>> begin Supplied material

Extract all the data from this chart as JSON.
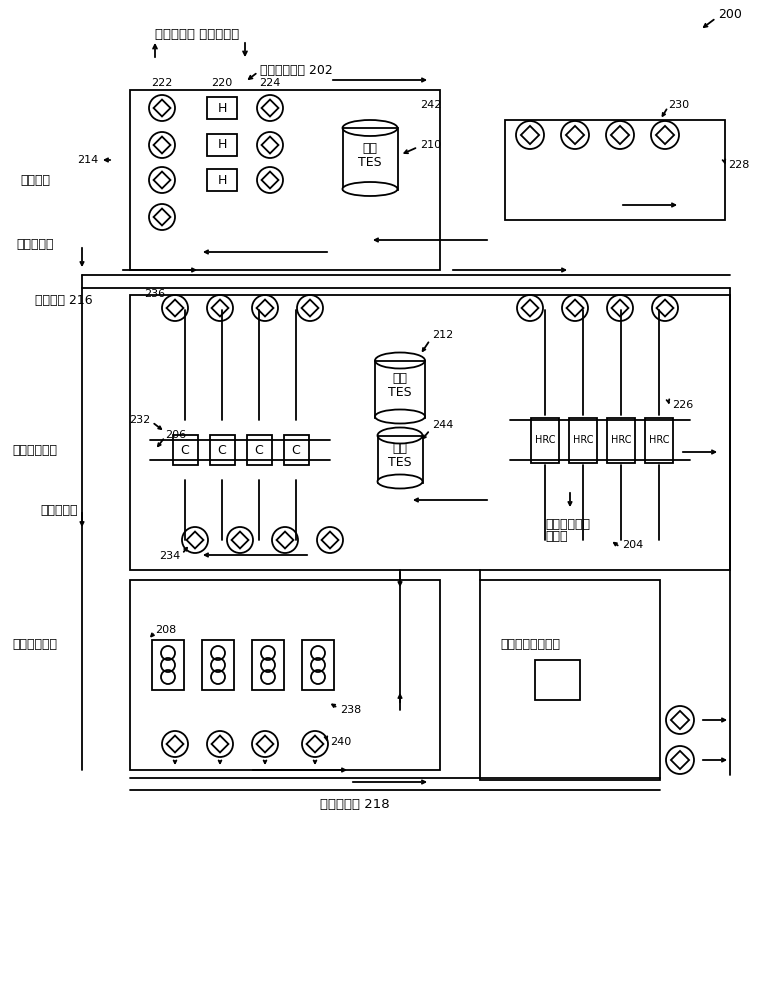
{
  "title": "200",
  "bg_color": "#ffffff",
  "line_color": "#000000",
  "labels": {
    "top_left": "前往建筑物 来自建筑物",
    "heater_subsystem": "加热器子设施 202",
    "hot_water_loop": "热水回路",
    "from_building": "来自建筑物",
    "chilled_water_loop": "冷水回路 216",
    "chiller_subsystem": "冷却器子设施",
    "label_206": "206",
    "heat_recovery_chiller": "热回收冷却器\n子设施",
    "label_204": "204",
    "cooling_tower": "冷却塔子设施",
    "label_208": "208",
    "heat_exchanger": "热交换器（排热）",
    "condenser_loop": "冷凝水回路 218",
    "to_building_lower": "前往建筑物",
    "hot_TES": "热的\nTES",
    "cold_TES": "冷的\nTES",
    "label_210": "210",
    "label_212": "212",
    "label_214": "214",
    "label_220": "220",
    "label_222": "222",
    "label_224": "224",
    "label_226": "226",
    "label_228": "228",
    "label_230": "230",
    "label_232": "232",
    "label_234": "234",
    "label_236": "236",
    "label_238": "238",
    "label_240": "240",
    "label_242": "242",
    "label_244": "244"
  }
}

>> end Supplied material
>> begin Supplied material

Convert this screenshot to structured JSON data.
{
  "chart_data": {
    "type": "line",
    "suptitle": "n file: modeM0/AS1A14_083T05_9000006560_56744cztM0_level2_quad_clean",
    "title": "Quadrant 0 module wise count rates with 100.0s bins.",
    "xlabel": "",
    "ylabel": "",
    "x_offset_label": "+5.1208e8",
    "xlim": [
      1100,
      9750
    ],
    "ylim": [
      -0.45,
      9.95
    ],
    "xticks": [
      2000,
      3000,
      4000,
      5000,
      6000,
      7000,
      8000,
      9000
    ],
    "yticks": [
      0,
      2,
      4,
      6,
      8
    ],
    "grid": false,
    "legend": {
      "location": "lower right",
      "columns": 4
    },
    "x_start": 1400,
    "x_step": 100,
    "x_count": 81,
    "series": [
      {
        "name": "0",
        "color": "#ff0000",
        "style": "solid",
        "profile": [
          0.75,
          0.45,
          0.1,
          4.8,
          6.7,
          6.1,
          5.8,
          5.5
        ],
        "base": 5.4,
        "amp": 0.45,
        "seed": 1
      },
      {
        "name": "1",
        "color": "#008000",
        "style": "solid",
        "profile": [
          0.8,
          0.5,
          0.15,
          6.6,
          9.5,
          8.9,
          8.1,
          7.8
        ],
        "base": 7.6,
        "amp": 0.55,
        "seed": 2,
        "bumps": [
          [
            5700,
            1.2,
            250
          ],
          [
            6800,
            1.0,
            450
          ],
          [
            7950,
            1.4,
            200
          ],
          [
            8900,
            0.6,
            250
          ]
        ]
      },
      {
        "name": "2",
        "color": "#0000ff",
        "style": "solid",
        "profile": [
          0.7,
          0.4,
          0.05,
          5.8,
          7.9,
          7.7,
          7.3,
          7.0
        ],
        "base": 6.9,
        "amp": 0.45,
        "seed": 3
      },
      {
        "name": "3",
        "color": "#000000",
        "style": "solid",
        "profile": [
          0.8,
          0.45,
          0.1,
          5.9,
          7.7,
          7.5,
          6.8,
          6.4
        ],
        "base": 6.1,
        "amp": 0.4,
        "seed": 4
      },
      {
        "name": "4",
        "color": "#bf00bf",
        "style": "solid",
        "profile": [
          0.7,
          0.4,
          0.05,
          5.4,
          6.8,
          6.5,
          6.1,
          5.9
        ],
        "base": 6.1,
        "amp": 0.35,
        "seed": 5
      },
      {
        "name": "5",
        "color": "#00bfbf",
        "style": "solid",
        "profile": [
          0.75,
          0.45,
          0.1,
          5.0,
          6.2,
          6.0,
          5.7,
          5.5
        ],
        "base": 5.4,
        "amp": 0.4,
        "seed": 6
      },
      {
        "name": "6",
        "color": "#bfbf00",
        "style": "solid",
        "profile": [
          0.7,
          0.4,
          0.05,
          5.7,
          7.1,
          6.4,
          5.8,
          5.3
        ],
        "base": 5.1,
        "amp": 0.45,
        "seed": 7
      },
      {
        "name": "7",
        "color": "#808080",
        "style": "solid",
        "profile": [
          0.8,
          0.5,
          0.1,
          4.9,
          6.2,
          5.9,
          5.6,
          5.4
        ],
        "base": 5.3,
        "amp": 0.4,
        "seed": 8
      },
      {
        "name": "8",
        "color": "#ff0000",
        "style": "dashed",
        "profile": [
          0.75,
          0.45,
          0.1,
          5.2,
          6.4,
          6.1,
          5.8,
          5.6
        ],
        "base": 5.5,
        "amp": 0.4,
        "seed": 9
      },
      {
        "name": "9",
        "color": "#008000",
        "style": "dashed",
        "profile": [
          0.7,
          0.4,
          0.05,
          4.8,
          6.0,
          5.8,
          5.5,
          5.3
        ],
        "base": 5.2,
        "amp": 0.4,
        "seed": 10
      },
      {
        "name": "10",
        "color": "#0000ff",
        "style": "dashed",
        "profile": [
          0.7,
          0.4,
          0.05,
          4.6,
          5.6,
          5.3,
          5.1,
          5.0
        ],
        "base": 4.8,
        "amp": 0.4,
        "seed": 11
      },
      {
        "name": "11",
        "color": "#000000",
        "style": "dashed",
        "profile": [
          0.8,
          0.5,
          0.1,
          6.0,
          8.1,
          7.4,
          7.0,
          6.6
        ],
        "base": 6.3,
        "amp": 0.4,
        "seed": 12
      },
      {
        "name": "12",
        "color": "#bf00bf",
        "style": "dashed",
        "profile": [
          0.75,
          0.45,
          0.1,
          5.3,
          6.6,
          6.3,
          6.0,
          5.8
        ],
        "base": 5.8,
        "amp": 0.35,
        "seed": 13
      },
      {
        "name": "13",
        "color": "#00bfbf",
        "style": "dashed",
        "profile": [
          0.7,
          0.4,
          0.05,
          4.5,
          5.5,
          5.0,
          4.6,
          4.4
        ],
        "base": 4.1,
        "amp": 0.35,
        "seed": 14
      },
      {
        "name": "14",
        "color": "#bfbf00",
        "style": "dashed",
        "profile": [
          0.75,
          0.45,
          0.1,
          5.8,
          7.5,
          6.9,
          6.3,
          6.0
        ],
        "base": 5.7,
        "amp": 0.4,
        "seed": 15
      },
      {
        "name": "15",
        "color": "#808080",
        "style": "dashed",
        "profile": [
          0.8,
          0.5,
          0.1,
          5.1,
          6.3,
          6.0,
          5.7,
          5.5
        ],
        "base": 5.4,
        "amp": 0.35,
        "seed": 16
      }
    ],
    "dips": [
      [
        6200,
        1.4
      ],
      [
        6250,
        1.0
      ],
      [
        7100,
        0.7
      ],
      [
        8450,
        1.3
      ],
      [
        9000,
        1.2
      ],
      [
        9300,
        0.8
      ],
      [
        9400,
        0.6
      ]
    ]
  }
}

>> end Supplied material

Provide the number of lines in the entries that include "JSON", and no other text.

2